**WHAT YOU ARE ASKED TO DO:** Copy out all lines that hold "Family".

Data entries
=-=-=-=-=

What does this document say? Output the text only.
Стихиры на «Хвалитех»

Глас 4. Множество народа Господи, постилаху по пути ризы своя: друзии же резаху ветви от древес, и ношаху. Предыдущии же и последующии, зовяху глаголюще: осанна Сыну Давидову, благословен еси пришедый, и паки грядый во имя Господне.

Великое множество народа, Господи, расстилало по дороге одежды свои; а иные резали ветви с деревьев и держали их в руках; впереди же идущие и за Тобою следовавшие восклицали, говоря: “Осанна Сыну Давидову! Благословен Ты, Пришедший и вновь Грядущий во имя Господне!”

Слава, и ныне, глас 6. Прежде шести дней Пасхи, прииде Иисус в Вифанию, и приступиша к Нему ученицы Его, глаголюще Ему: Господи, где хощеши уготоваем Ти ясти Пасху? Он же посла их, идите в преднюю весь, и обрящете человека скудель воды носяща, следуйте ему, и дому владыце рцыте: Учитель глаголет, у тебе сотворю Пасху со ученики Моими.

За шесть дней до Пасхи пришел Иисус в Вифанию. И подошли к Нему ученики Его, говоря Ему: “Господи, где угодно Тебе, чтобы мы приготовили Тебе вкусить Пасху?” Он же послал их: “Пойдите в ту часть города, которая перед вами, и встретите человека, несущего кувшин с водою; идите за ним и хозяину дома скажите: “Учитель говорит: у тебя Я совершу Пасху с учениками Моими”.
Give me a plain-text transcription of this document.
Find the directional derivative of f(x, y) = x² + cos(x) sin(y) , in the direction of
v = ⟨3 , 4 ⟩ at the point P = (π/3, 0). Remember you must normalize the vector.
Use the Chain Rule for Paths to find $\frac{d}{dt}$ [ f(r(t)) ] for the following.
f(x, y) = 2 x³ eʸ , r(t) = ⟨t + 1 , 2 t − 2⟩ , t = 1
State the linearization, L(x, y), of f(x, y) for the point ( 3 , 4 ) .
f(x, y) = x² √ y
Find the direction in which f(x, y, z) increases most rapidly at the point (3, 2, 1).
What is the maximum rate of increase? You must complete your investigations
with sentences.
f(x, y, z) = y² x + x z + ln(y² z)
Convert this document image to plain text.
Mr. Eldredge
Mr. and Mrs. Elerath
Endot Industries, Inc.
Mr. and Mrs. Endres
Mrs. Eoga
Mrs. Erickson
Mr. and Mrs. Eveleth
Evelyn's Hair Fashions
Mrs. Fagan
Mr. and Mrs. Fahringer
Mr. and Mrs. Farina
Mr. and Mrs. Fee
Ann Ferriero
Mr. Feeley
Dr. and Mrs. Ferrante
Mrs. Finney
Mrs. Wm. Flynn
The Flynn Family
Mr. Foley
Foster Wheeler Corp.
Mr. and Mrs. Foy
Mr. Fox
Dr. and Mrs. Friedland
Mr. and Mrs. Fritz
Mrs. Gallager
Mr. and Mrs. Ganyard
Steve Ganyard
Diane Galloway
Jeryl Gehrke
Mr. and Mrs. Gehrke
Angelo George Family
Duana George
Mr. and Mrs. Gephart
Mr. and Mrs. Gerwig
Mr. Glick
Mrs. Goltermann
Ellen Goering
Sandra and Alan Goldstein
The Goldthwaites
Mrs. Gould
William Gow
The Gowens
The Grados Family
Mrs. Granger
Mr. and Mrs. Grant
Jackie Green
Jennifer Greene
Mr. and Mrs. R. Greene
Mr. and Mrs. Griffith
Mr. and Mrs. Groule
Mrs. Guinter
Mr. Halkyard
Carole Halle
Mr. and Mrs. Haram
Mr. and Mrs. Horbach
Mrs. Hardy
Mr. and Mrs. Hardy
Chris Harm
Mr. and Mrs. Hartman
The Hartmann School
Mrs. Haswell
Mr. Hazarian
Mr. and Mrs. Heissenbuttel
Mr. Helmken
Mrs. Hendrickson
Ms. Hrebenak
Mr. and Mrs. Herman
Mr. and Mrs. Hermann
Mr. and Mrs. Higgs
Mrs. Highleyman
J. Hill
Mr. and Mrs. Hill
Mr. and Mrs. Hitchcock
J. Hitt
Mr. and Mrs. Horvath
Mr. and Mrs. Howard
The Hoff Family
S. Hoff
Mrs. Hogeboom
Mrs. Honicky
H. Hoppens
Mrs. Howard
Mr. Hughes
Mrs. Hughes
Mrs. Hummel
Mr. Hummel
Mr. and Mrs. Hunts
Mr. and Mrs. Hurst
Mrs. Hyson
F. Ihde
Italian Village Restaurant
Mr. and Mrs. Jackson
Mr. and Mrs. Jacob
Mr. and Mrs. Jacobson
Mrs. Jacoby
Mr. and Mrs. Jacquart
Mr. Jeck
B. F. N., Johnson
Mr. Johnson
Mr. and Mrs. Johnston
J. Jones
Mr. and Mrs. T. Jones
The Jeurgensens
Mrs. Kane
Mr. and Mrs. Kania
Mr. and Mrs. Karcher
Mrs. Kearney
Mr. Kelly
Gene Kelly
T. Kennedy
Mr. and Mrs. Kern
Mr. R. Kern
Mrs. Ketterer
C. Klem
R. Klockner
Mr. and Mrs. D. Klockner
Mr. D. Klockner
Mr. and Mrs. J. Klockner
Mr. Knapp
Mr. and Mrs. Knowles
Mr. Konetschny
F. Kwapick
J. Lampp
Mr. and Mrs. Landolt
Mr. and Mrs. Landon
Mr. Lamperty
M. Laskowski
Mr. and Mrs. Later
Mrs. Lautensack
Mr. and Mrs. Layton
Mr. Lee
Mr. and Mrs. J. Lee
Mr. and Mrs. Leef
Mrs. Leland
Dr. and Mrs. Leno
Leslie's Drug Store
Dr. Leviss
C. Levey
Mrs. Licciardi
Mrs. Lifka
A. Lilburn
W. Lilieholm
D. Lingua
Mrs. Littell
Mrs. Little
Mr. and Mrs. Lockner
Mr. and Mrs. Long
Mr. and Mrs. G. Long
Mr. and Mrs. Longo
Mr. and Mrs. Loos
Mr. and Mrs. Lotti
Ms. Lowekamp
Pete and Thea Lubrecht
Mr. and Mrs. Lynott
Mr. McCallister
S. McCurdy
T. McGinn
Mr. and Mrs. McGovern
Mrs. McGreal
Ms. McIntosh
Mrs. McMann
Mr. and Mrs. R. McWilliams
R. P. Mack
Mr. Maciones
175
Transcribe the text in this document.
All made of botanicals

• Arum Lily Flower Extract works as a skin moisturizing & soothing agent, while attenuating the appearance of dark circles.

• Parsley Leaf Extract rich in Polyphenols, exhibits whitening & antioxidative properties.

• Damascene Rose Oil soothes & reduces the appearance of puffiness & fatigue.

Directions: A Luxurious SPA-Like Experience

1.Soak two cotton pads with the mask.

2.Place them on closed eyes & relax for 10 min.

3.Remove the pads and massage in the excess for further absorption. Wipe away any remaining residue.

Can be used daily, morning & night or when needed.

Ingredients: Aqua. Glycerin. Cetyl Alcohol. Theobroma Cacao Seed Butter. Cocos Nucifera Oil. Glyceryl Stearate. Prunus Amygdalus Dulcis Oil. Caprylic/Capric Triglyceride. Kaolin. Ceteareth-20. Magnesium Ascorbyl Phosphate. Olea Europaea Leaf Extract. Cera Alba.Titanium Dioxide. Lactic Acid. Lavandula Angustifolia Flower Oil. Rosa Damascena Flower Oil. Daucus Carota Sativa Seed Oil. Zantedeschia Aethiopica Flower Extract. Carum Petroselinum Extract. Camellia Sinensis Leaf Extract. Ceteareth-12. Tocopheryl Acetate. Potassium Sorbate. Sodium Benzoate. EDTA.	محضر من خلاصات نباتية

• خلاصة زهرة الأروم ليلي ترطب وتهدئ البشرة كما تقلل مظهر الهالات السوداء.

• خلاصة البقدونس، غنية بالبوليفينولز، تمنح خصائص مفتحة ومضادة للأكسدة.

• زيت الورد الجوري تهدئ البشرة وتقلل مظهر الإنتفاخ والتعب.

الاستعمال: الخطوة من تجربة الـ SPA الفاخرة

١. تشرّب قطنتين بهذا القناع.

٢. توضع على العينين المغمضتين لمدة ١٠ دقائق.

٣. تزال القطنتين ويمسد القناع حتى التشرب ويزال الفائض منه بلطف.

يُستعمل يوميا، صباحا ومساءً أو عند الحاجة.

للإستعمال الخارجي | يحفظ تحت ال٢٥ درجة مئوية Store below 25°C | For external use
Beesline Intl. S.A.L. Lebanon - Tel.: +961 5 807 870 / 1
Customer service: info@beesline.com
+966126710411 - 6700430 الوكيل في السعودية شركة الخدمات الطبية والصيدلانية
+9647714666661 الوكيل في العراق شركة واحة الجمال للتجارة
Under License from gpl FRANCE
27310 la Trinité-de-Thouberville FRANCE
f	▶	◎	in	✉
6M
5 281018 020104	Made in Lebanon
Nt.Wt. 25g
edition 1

=-=-=-=-=

**OUTPUT BELOW:**
The Flynn Family
Angelo George Family
The Grados Family
The Hoff Family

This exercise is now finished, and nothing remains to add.